* **Do this**
Retype the whole listing, please, keeping every line exact and dropping the pictures.

--------------------------------

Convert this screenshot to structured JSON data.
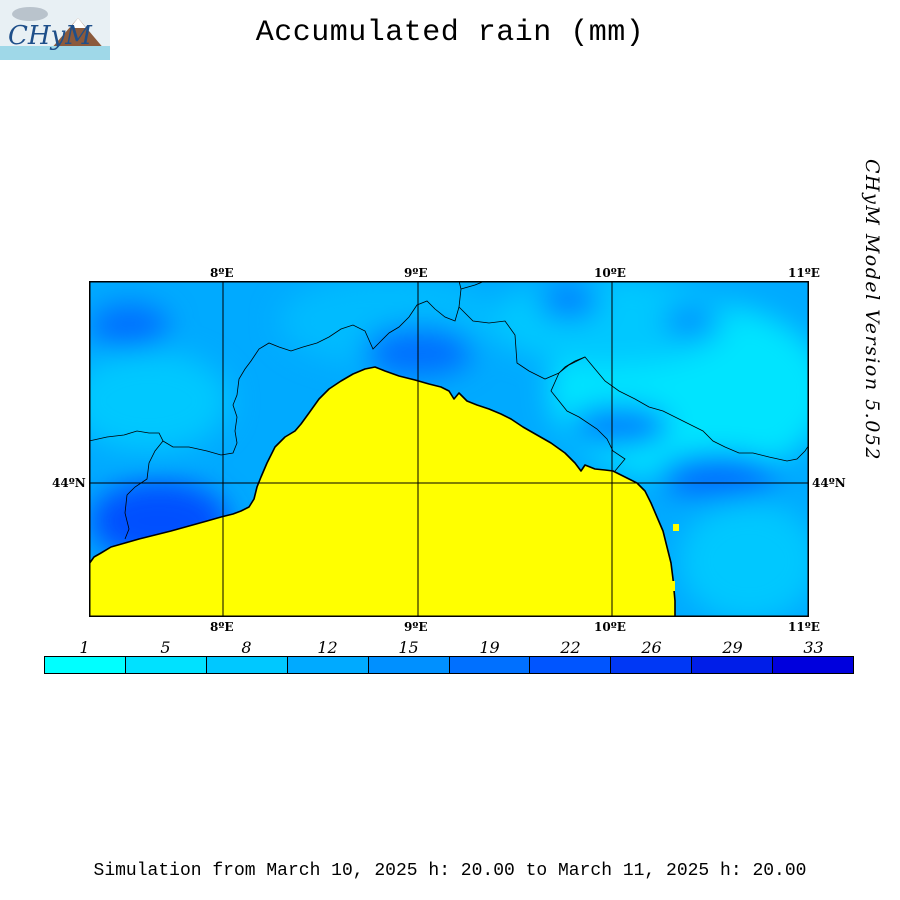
{
  "header": {
    "title": "Accumulated rain (mm)",
    "logo_text": "CHyM"
  },
  "side_label": "CHyM Model Version 5.052",
  "map": {
    "top_lon_labels": [
      "8ºE",
      "9ºE",
      "10ºE",
      "11ºE"
    ],
    "bottom_lon_labels": [
      "8ºE",
      "9ºE",
      "10ºE",
      "11ºE"
    ],
    "lat_label_left": "44ºN",
    "lat_label_right": "44ºN",
    "lon_range": [
      7.33,
      11.0
    ],
    "lat_range": [
      43.35,
      44.53
    ],
    "grid_lons": [
      8,
      9,
      10,
      11
    ],
    "grid_lats": [
      44
    ],
    "colors": {
      "sea": "#ffff00",
      "land_base": "#00aaff",
      "coast": "#000000",
      "border": "#000000"
    }
  },
  "legend": {
    "labels": [
      "1",
      "5",
      "8",
      "12",
      "15",
      "19",
      "22",
      "26",
      "29",
      "33"
    ],
    "colors": [
      "#00ffff",
      "#00e1ff",
      "#00c8ff",
      "#00aaff",
      "#0090ff",
      "#0070ff",
      "#0055ff",
      "#0038f5",
      "#001ee8",
      "#0000dd"
    ]
  },
  "footer": {
    "simulation_text": "Simulation from March 10, 2025 h: 20.00 to March 11, 2025 h: 20.00"
  }
}
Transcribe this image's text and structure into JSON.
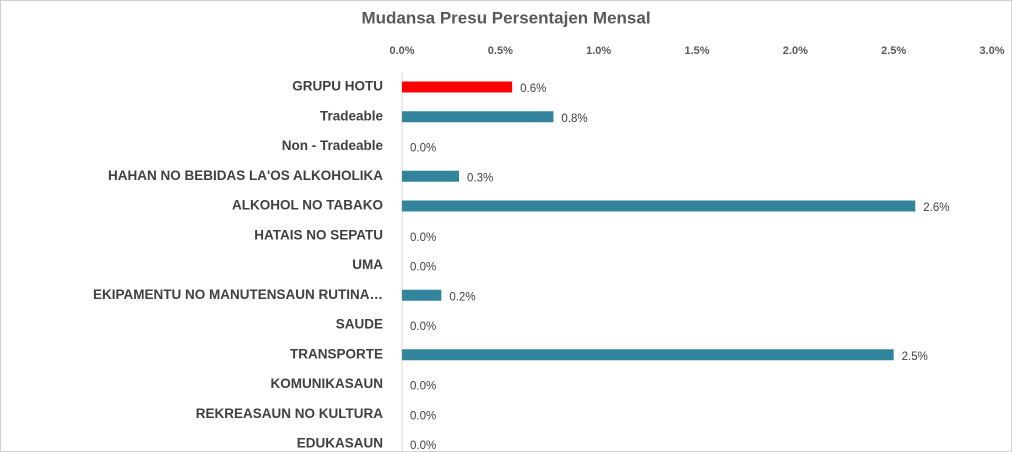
{
  "chart_data": {
    "type": "bar",
    "orientation": "horizontal",
    "title": "Mudansa Presu Persentajen Mensal",
    "categories": [
      "GRUPU HOTU",
      "Tradeable",
      "Non - Tradeable",
      "HAHAN NO BEBIDAS LA'OS ALKOHOLIKA",
      "ALKOHOL NO TABAKO",
      "HATAIS NO SEPATU",
      "UMA",
      "EKIPAMENTU NO MANUTENSAUN RUTINA…",
      "SAUDE",
      "TRANSPORTE",
      "KOMUNIKASAUN",
      "REKREASAUN NO KULTURA",
      "EDUKASAUN"
    ],
    "values": [
      0.56,
      0.77,
      0,
      0.29,
      2.61,
      0,
      0,
      0.2,
      0,
      2.5,
      0,
      0,
      0
    ],
    "value_labels": [
      "0.6%",
      "0.8%",
      "0.0%",
      "0.3%",
      "2.6%",
      "0.0%",
      "0.0%",
      "0.2%",
      "0.0%",
      "2.5%",
      "0.0%",
      "0.0%",
      "0.0%"
    ],
    "colors": [
      "#ff0000",
      "#31849b",
      "#31849b",
      "#31849b",
      "#31849b",
      "#31849b",
      "#31849b",
      "#31849b",
      "#31849b",
      "#31849b",
      "#31849b",
      "#31849b",
      "#31849b"
    ],
    "xlim": [
      0,
      3
    ],
    "xticks": [
      {
        "value": 0,
        "label": "0.0%"
      },
      {
        "value": 0.5,
        "label": "0.5%"
      },
      {
        "value": 1,
        "label": "1.0%"
      },
      {
        "value": 1.5,
        "label": "1.5%"
      },
      {
        "value": 2,
        "label": "2.0%"
      },
      {
        "value": 2.5,
        "label": "2.5%"
      },
      {
        "value": 3,
        "label": "3.0%"
      }
    ]
  }
}
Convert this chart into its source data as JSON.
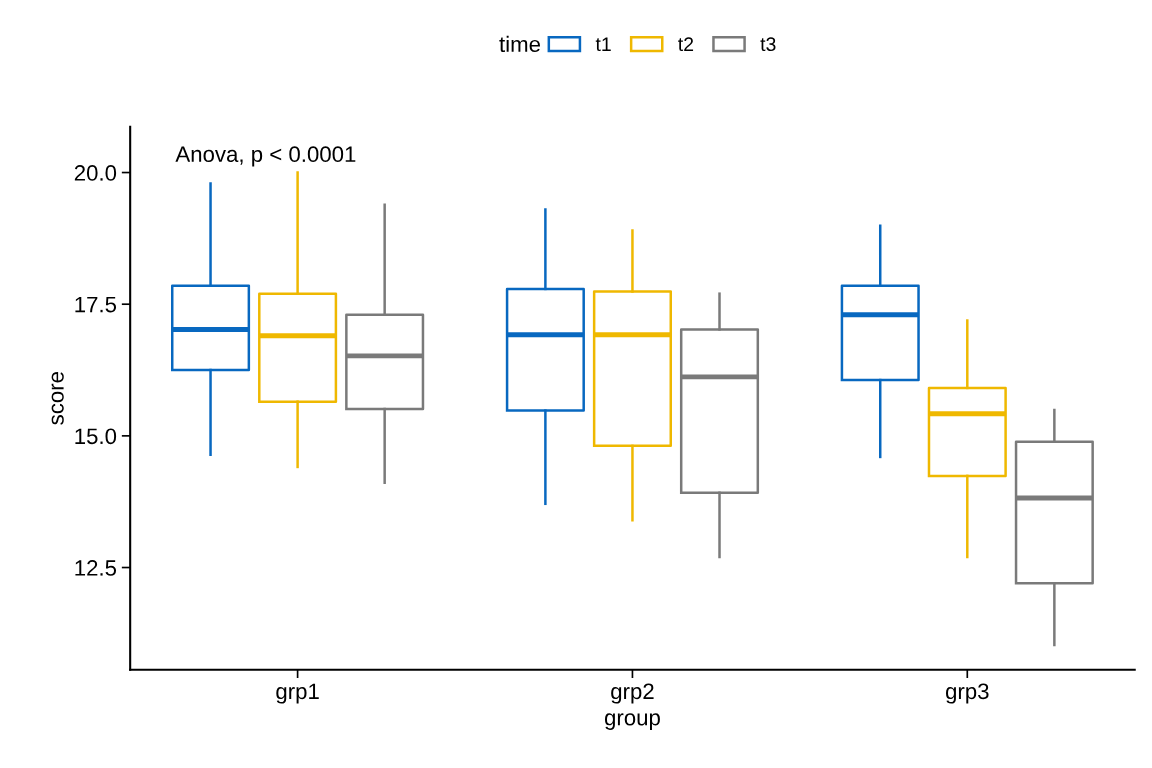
{
  "chart_data": {
    "type": "box",
    "xlabel": "group",
    "ylabel": "score",
    "legend_title": "time",
    "legend": "top",
    "grid": false,
    "categories": [
      "grp1",
      "grp2",
      "grp3"
    ],
    "ylim": [
      10.56,
      20.87
    ],
    "yticks": [
      {
        "value": 12.5,
        "label": "12.5"
      },
      {
        "value": 15,
        "label": "15.0"
      },
      {
        "value": 17.5,
        "label": "17.5"
      },
      {
        "value": 20,
        "label": "20.0"
      }
    ],
    "annotations": [
      "Anova, p < 0.0001"
    ],
    "series": [
      {
        "name": "t1",
        "color": "#0868c0",
        "boxes": [
          {
            "low": 14.64,
            "q1": 16.25,
            "median": 17.02,
            "q3": 17.85,
            "high": 19.79
          },
          {
            "low": 13.71,
            "q1": 15.48,
            "median": 16.92,
            "q3": 17.79,
            "high": 19.3
          },
          {
            "low": 14.6,
            "q1": 16.06,
            "median": 17.3,
            "q3": 17.85,
            "high": 18.99
          }
        ]
      },
      {
        "name": "t2",
        "color": "#efb800",
        "boxes": [
          {
            "low": 14.41,
            "q1": 15.65,
            "median": 16.9,
            "q3": 17.7,
            "high": 20.0
          },
          {
            "low": 13.4,
            "q1": 14.81,
            "median": 16.92,
            "q3": 17.74,
            "high": 18.9
          },
          {
            "low": 12.7,
            "q1": 14.24,
            "median": 15.42,
            "q3": 15.91,
            "high": 17.19
          }
        ]
      },
      {
        "name": "t3",
        "color": "#7a7a7a",
        "boxes": [
          {
            "low": 14.11,
            "q1": 15.51,
            "median": 16.52,
            "q3": 17.3,
            "high": 19.39
          },
          {
            "low": 12.7,
            "q1": 13.92,
            "median": 16.12,
            "q3": 17.02,
            "high": 17.7
          },
          {
            "low": 11.03,
            "q1": 12.2,
            "median": 13.82,
            "q3": 14.89,
            "high": 15.49
          }
        ]
      }
    ]
  }
}
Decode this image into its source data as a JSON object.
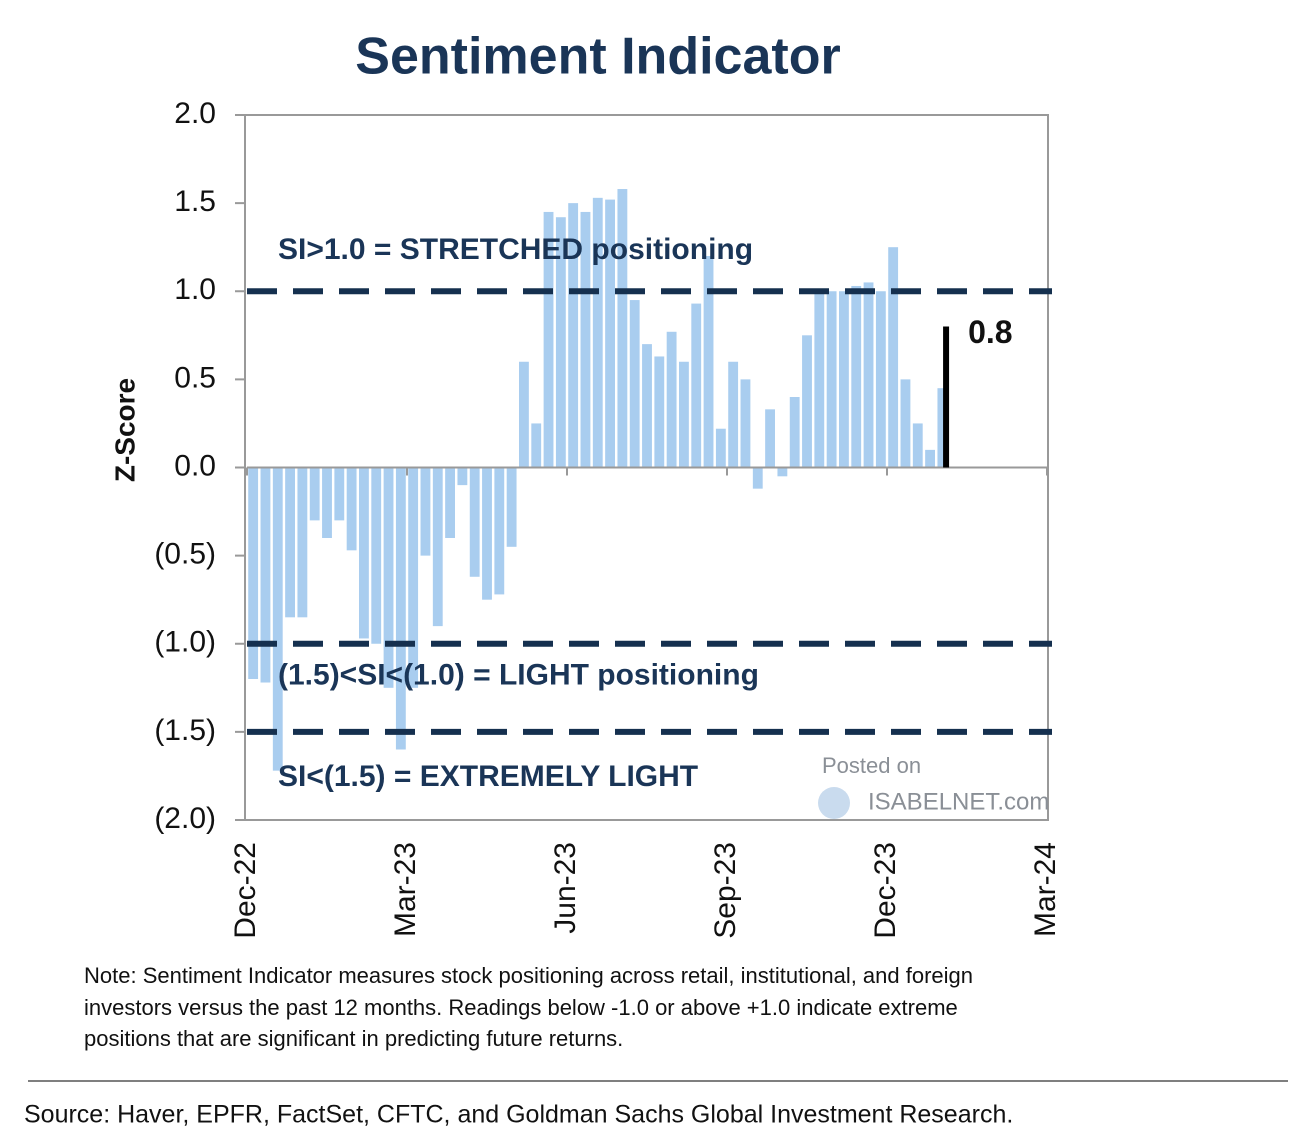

--------------------------------

* **Answer to the problem**
Convert this screenshot to structured JSON data.
{
  "header": {
    "title": "Accumulated rain (mm)",
    "logo_text": "CHyM"
  },
  "side_label": "CHyM Model Version 5.052",
  "map": {
    "top_lon_labels": [
      "8ºE",
      "9ºE",
      "10ºE",
      "11ºE"
    ],
    "bottom_lon_labels": [
      "8ºE",
      "9ºE",
      "10ºE",
      "11ºE"
    ],
    "lat_label_left": "44ºN",
    "lat_label_right": "44ºN",
    "lon_range": [
      7.33,
      11.0
    ],
    "lat_range": [
      43.35,
      44.53
    ],
    "grid_lons": [
      8,
      9,
      10,
      11
    ],
    "grid_lats": [
      44
    ],
    "colors": {
      "sea": "#ffff00",
      "land_base": "#00aaff",
      "coast": "#000000",
      "border": "#000000"
    }
  },
  "legend": {
    "labels": [
      "1",
      "5",
      "8",
      "12",
      "15",
      "19",
      "22",
      "26",
      "29",
      "33"
    ],
    "colors": [
      "#00ffff",
      "#00e1ff",
      "#00c8ff",
      "#00aaff",
      "#0090ff",
      "#0070ff",
      "#0055ff",
      "#0038f5",
      "#001ee8",
      "#0000dd"
    ]
  },
  "footer": {
    "simulation_text": "Simulation from March 10, 2025 h: 20.00 to March 11, 2025 h: 20.00"
  }
}
Transcribe this image's text and structure into JSON.
{
  "chart_data": {
    "type": "bar",
    "orientation": "horizontal",
    "title": "Mudansa Presu Persentajen Mensal",
    "categories": [
      "GRUPU HOTU",
      "Tradeable",
      "Non - Tradeable",
      "HAHAN NO BEBIDAS LA'OS ALKOHOLIKA",
      "ALKOHOL NO TABAKO",
      "HATAIS NO SEPATU",
      "UMA",
      "EKIPAMENTU NO MANUTENSAUN RUTINA…",
      "SAUDE",
      "TRANSPORTE",
      "KOMUNIKASAUN",
      "REKREASAUN NO KULTURA",
      "EDUKASAUN"
    ],
    "values": [
      0.56,
      0.77,
      0,
      0.29,
      2.61,
      0,
      0,
      0.2,
      0,
      2.5,
      0,
      0,
      0
    ],
    "value_labels": [
      "0.6%",
      "0.8%",
      "0.0%",
      "0.3%",
      "2.6%",
      "0.0%",
      "0.0%",
      "0.2%",
      "0.0%",
      "2.5%",
      "0.0%",
      "0.0%",
      "0.0%"
    ],
    "colors": [
      "#ff0000",
      "#31849b",
      "#31849b",
      "#31849b",
      "#31849b",
      "#31849b",
      "#31849b",
      "#31849b",
      "#31849b",
      "#31849b",
      "#31849b",
      "#31849b",
      "#31849b"
    ],
    "xlim": [
      0,
      3
    ],
    "xticks": [
      {
        "value": 0,
        "label": "0.0%"
      },
      {
        "value": 0.5,
        "label": "0.5%"
      },
      {
        "value": 1,
        "label": "1.0%"
      },
      {
        "value": 1.5,
        "label": "1.5%"
      },
      {
        "value": 2,
        "label": "2.0%"
      },
      {
        "value": 2.5,
        "label": "2.5%"
      },
      {
        "value": 3,
        "label": "3.0%"
      }
    ]
  }
}
Convert this chart into its source data as JSON.
{
  "chart_data": {
    "type": "box",
    "xlabel": "group",
    "ylabel": "score",
    "legend_title": "time",
    "legend": "top",
    "grid": false,
    "categories": [
      "grp1",
      "grp2",
      "grp3"
    ],
    "ylim": [
      10.56,
      20.87
    ],
    "yticks": [
      {
        "value": 12.5,
        "label": "12.5"
      },
      {
        "value": 15,
        "label": "15.0"
      },
      {
        "value": 17.5,
        "label": "17.5"
      },
      {
        "value": 20,
        "label": "20.0"
      }
    ],
    "annotations": [
      "Anova, p < 0.0001"
    ],
    "series": [
      {
        "name": "t1",
        "color": "#0868c0",
        "boxes": [
          {
            "low": 14.64,
            "q1": 16.25,
            "median": 17.02,
            "q3": 17.85,
            "high": 19.79
          },
          {
            "low": 13.71,
            "q1": 15.48,
            "median": 16.92,
            "q3": 17.79,
            "high": 19.3
          },
          {
            "low": 14.6,
            "q1": 16.06,
            "median": 17.3,
            "q3": 17.85,
            "high": 18.99
          }
        ]
      },
      {
        "name": "t2",
        "color": "#efb800",
        "boxes": [
          {
            "low": 14.41,
            "q1": 15.65,
            "median": 16.9,
            "q3": 17.7,
            "high": 20.0
          },
          {
            "low": 13.4,
            "q1": 14.81,
            "median": 16.92,
            "q3": 17.74,
            "high": 18.9
          },
          {
            "low": 12.7,
            "q1": 14.24,
            "median": 15.42,
            "q3": 15.91,
            "high": 17.19
          }
        ]
      },
      {
        "name": "t3",
        "color": "#7a7a7a",
        "boxes": [
          {
            "low": 14.11,
            "q1": 15.51,
            "median": 16.52,
            "q3": 17.3,
            "high": 19.39
          },
          {
            "low": 12.7,
            "q1": 13.92,
            "median": 16.12,
            "q3": 17.02,
            "high": 17.7
          },
          {
            "low": 11.03,
            "q1": 12.2,
            "median": 13.82,
            "q3": 14.89,
            "high": 15.49
          }
        ]
      }
    ]
  }
}
Decode this image into its source data as a JSON object.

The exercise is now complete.